INSTRUCTION:
Copy the entries from the start through the one containing "24, 52, 38]", changing every "legend-entry" to "legend-item" and leaving everything else unchanged.

TASK DATA:

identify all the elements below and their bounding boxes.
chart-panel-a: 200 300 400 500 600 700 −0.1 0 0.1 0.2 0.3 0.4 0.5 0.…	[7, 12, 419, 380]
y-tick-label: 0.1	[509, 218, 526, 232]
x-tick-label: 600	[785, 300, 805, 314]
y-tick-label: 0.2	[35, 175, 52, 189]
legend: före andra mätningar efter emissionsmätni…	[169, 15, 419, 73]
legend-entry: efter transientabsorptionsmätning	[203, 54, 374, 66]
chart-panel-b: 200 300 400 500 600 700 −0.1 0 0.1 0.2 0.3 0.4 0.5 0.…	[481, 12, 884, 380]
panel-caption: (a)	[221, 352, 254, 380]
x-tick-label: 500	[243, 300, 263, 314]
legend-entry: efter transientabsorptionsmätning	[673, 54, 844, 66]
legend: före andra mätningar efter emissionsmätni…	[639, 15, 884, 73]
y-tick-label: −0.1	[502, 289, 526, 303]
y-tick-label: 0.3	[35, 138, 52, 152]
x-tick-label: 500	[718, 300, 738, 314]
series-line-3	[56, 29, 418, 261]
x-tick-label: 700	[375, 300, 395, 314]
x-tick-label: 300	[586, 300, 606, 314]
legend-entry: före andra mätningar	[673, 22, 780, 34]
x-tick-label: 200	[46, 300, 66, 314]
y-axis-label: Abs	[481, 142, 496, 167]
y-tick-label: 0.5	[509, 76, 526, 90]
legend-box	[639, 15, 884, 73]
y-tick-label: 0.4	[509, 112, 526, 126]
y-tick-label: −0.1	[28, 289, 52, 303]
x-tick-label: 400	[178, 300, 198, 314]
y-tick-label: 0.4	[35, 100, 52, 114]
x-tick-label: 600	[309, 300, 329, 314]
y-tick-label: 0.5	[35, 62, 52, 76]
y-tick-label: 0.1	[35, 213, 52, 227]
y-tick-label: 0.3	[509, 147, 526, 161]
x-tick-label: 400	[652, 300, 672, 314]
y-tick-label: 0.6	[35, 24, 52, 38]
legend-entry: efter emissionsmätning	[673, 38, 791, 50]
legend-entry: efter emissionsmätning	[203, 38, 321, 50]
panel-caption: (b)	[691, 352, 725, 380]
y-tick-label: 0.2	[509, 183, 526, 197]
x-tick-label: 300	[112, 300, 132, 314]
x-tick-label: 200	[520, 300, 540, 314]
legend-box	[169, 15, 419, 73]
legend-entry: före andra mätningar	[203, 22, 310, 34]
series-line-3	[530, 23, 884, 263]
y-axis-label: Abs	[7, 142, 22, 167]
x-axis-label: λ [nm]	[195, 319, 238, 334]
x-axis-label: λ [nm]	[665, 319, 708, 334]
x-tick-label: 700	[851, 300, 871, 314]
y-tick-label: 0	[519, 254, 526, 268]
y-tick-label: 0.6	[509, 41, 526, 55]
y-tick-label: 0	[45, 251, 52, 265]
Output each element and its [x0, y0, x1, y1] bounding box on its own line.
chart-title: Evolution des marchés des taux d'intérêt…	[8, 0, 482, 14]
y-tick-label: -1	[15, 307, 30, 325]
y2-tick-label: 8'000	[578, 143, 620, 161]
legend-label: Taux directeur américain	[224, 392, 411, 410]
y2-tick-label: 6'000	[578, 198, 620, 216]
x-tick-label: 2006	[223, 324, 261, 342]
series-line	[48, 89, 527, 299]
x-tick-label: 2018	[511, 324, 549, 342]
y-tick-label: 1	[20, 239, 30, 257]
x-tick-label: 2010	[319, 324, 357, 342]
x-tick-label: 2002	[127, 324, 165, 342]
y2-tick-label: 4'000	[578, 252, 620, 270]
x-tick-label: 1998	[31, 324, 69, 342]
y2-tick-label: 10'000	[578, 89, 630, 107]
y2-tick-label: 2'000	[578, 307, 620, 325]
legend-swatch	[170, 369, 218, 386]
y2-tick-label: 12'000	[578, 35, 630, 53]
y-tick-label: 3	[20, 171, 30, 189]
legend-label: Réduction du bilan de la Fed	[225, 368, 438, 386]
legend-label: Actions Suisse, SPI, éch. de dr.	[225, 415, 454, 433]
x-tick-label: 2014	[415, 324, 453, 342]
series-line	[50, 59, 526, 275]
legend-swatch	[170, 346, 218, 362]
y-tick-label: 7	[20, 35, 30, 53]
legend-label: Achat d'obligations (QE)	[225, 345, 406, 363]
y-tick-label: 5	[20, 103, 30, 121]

THE SOLUTION:
identify all the elements below and their bounding boxes.
chart-panel-a: 200 300 400 500 600 700 −0.1 0 0.1 0.2 0.3 0.4 0.5 0.…	[7, 12, 419, 380]
y-tick-label: 0.1	[509, 218, 526, 232]
x-tick-label: 600	[785, 300, 805, 314]
y-tick-label: 0.2	[35, 175, 52, 189]
legend: före andra mätningar efter emissionsmätni…	[169, 15, 419, 73]
legend-item: efter transientabsorptionsmätning	[203, 54, 374, 66]
chart-panel-b: 200 300 400 500 600 700 −0.1 0 0.1 0.2 0.3 0.4 0.5 0.…	[481, 12, 884, 380]
panel-caption: (a)	[221, 352, 254, 380]
x-tick-label: 500	[243, 300, 263, 314]
legend-item: efter transientabsorptionsmätning	[673, 54, 844, 66]
legend: före andra mätningar efter emissionsmätni…	[639, 15, 884, 73]
y-tick-label: −0.1	[502, 289, 526, 303]
y-tick-label: 0.3	[35, 138, 52, 152]
x-tick-label: 500	[718, 300, 738, 314]
series-line-3	[56, 29, 418, 261]
x-tick-label: 700	[375, 300, 395, 314]
x-tick-label: 300	[586, 300, 606, 314]
legend-item: före andra mätningar	[673, 22, 780, 34]
x-tick-label: 200	[46, 300, 66, 314]
y-axis-label: Abs	[481, 142, 496, 167]
y-tick-label: 0.5	[509, 76, 526, 90]
legend-box	[639, 15, 884, 73]
y-tick-label: 0.4	[509, 112, 526, 126]
y-tick-label: −0.1	[28, 289, 52, 303]
x-tick-label: 400	[178, 300, 198, 314]
y-tick-label: 0.4	[35, 100, 52, 114]
x-tick-label: 600	[309, 300, 329, 314]
y-tick-label: 0.5	[35, 62, 52, 76]
y-tick-label: 0.1	[35, 213, 52, 227]
y-tick-label: 0.3	[509, 147, 526, 161]
x-tick-label: 400	[652, 300, 672, 314]
y-tick-label: 0.6	[35, 24, 52, 38]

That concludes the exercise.